Where will Granderson play? Where will he hit? What about everybody else?

Patrick McDermott

With the signing of Curtis Granderson, the 2014 Mets look significantly different now than they did this morning. Given the fact that the Mets have already signed two free agent outfielders, Granderson and Chris Young, the team’s outfield will look very different next year from the 2013 version.

Since the Mets have said that Young will be close to a full-time player, the starting outfield for the New York Mets will most likely be Chris Young in right field, Juan Lagares in center field, and Granderson in left field. Eric Young Jr., who was tendered a contract for 2014, will likely serve as a fourth outfielder. The Mets have plenty of options for the fifth outfield spot. Young and Lagares are both above average center fielders and even Granderson can probably play there in a pinch, so it seems unlikely that the Mets will place a strong emphasis on their fifth outfielder being able to play center.

Annotated element listings
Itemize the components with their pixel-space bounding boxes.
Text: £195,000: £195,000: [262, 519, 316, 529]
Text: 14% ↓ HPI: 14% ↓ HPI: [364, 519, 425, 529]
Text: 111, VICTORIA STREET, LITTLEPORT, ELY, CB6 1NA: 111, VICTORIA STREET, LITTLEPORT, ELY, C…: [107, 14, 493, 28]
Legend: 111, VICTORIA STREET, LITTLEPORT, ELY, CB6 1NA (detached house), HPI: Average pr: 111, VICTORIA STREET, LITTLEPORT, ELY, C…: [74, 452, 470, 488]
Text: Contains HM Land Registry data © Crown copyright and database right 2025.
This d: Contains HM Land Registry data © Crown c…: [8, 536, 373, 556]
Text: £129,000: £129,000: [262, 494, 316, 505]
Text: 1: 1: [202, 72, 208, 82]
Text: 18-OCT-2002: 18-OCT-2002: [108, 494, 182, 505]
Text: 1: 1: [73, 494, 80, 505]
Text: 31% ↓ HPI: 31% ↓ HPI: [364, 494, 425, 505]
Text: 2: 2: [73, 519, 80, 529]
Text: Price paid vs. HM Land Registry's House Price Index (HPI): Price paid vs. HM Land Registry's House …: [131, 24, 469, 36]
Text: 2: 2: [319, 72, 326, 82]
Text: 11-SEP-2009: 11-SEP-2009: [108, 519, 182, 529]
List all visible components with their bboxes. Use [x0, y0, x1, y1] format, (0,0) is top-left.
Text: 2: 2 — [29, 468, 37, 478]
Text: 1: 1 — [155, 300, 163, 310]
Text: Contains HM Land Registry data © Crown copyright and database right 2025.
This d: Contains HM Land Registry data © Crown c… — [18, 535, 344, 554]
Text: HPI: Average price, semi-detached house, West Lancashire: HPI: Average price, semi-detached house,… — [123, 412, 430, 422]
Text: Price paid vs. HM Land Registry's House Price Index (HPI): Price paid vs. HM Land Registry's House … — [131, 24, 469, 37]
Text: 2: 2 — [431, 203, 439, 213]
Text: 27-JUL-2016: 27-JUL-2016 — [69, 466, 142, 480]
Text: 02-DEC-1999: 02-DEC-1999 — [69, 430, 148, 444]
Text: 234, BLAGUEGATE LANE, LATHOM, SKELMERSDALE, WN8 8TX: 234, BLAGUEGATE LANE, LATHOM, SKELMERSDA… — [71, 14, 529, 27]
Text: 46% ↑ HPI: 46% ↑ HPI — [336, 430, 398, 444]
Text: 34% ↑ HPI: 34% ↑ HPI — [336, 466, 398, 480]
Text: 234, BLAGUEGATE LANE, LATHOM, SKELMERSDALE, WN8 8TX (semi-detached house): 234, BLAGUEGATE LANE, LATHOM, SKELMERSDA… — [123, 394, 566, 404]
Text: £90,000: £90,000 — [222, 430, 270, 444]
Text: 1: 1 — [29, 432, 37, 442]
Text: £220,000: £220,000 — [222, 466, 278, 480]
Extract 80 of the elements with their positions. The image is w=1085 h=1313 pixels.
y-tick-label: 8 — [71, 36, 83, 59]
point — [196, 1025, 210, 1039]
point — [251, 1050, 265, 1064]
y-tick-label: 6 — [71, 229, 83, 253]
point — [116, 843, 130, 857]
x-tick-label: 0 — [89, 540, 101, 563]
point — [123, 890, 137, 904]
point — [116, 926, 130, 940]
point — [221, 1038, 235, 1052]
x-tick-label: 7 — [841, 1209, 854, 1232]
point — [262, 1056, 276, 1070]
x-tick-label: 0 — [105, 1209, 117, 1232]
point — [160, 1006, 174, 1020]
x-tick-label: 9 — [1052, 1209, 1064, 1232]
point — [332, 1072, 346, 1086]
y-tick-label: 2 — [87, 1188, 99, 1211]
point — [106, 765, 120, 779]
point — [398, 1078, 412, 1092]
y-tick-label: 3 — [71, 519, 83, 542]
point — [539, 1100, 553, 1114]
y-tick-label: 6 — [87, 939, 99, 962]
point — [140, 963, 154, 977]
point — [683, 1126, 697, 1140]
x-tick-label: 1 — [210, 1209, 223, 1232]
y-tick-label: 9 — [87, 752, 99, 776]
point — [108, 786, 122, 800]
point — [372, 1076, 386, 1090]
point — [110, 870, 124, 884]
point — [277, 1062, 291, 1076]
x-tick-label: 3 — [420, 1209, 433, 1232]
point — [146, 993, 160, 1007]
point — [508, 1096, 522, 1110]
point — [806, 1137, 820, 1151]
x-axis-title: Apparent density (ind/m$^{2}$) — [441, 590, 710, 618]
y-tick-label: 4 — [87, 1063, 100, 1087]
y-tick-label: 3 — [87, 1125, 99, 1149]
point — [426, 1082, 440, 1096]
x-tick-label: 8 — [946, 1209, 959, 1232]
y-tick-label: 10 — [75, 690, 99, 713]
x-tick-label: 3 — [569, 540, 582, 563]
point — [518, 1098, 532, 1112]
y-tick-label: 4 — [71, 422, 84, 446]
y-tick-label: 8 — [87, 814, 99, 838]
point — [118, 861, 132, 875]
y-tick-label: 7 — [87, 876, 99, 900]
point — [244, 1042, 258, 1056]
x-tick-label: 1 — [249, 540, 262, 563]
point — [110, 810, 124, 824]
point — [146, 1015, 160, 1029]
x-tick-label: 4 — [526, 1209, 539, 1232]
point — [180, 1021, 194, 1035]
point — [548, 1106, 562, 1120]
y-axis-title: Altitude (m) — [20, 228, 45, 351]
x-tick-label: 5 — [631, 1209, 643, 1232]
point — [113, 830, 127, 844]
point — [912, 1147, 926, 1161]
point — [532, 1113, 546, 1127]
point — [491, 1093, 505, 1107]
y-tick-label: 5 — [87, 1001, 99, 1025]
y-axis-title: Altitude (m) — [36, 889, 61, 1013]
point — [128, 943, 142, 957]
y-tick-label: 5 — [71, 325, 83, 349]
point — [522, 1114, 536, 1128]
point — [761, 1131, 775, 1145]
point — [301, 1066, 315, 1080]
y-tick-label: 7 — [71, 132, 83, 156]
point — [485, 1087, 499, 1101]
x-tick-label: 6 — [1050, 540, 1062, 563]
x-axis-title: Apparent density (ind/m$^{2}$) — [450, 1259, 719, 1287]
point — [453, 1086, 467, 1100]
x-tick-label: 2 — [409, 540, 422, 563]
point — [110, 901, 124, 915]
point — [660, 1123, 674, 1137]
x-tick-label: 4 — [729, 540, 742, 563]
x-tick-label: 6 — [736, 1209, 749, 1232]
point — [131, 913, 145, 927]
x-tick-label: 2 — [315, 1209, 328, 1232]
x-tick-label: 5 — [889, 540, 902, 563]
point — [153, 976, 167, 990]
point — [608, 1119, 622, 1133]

Task requirements:
(A) Answer these questions about the Mets outfield article:
(i) Which two free agent outfielders have the Mets signed?
(ii) Who will likely serve as the fourth outfielder?
(iii) In which field will Granderson most likely start?
(B) Update the Mets outfield article, giving everything from "Where will Granderson" down to "the 2013 version." again with "this morning" changed to "yesterday".
(C) Take the Mets outfield article further, picking up right after its final sentence.

Task-by-task results:
(A)
(i) Curtis Granderson and Chris Young
(ii) Eric Young Jr.
(iii) Left field

(B)
Where will Granderson play? Where will he hit? What about everybody else?

Patrick McDermott

With the signing of Curtis Granderson, the 2014 Mets look significantly different now than they did yesterday. Given the fact that the Mets have already signed two free agent outfielders, Granderson and Chris Young, the team’s outfield will look very different next year from the 2013 version.

(C)
The four outfielders guaranteed to be on the 2014 roster include two right-handed hitters, one left-handed hitter, and one switch hitter, meaning that a lefty-hitting outfielder may make more sense. Internal options for the Mets include Andrew Brown, Matt den Dekker, and Kirk Nieuwenhuis. The Mets could either invest in a backup outfielder or invite several minor league free agents to spring training to compete with the in-house options.

Now that Eric Young Jr. has been forced out of the lineup, the Mets are without an obvious leadoff hitter. Granderson seems likely to bat cleanup, though Young may make more sense in that spot against left-handed pitching. Granderson’s career .226/.295/.409 line against lefties suggests that he should probably bat further down in the lineup on those days.

Granderson seems likely to be a significant upgrade over the previous group of players who were slated to spend time in left field. It seems reasonable that he can add about two wins to the 2014 Mets.